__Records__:
-------------------------
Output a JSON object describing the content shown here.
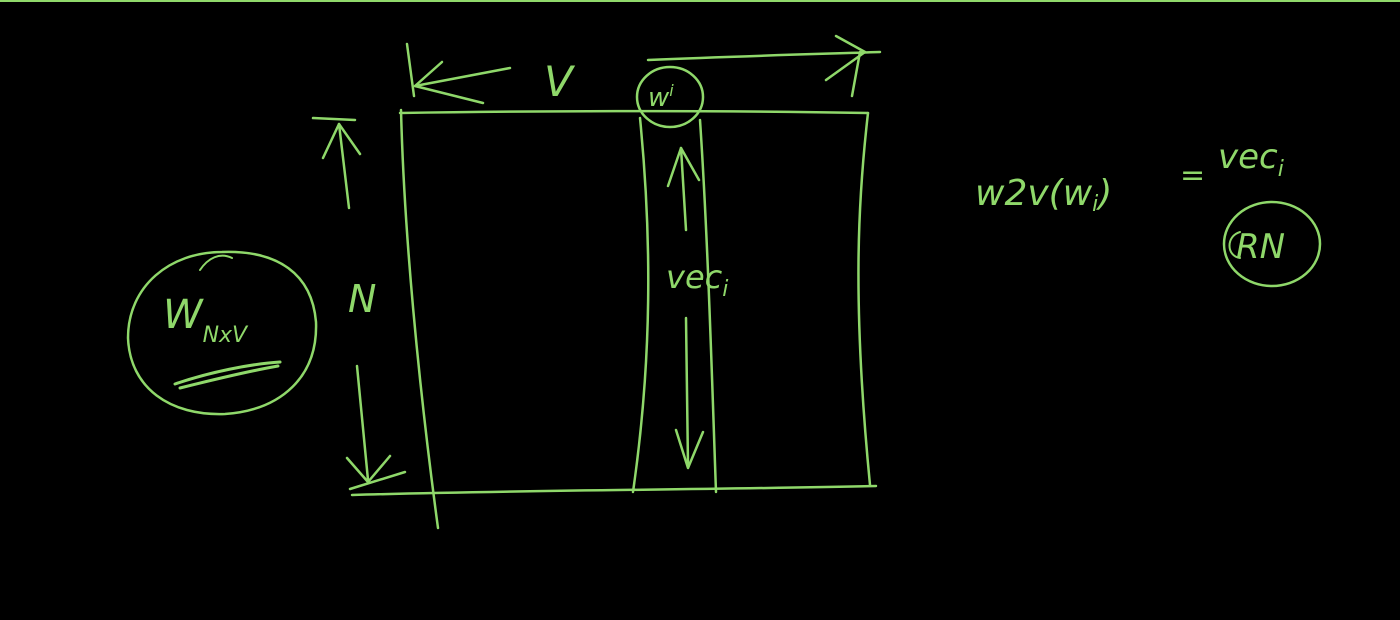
{
  "ink_color": "#8fd86a",
  "background_color": "#000000",
  "labels": {
    "width_dim": "V",
    "height_dim": "N",
    "word_cell": "w",
    "word_cell_sub": "i",
    "column_vector": "vec",
    "column_vector_sub": "i",
    "matrix_name": "W",
    "matrix_sub": "NxV",
    "equation_lhs": "w2v(w",
    "equation_lhs_sub": "i",
    "equation_close": ")",
    "equation_eq": "=",
    "equation_rhs": "vec",
    "equation_rhs_sub": "i",
    "circled_note": "RN"
  }
}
-------------------------
__YOUR INSTRUCTIONS__:
Repeat the data exactly in full, omitting its pictures.

__RESULT OF THIS TASK__:
Output a JSON object describing the content shown here.
{
  "ink_color": "#8fd86a",
  "background_color": "#000000",
  "labels": {
    "width_dim": "V",
    "height_dim": "N",
    "word_cell": "w",
    "word_cell_sub": "i",
    "column_vector": "vec",
    "column_vector_sub": "i",
    "matrix_name": "W",
    "matrix_sub": "NxV",
    "equation_lhs": "w2v(w",
    "equation_lhs_sub": "i",
    "equation_close": ")",
    "equation_eq": "=",
    "equation_rhs": "vec",
    "equation_rhs_sub": "i",
    "circled_note": "RN"
  }
}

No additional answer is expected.